## Begin Listed entries

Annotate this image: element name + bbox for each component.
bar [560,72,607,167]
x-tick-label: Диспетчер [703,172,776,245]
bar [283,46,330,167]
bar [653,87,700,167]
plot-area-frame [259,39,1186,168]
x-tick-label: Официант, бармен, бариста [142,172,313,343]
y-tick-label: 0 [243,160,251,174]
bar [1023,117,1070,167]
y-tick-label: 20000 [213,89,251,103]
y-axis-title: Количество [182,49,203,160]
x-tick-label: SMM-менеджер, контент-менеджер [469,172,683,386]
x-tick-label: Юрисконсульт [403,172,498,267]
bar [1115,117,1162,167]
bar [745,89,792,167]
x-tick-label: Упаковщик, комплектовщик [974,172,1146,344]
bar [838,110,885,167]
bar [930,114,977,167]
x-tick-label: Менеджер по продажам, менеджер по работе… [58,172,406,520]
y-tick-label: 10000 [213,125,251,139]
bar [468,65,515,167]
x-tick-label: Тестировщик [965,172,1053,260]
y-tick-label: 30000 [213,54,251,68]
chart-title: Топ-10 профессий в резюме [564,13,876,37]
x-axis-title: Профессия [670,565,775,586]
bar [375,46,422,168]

## End Listed entries

## Instructions to follow:
Reproduce verbatim everything from the first line down through the line containing "y-axis-title: Количество [182,49,203,160]", with both ends included.

## Output for this task:
Annotate this image: element name + bbox for each component.
bar [560,72,607,167]
x-tick-label: Диспетчер [703,172,776,245]
bar [283,46,330,167]
bar [653,87,700,167]
plot-area-frame [259,39,1186,168]
x-tick-label: Официант, бармен, бариста [142,172,313,343]
y-tick-label: 0 [243,160,251,174]
bar [1023,117,1070,167]
y-tick-label: 20000 [213,89,251,103]
y-axis-title: Количество [182,49,203,160]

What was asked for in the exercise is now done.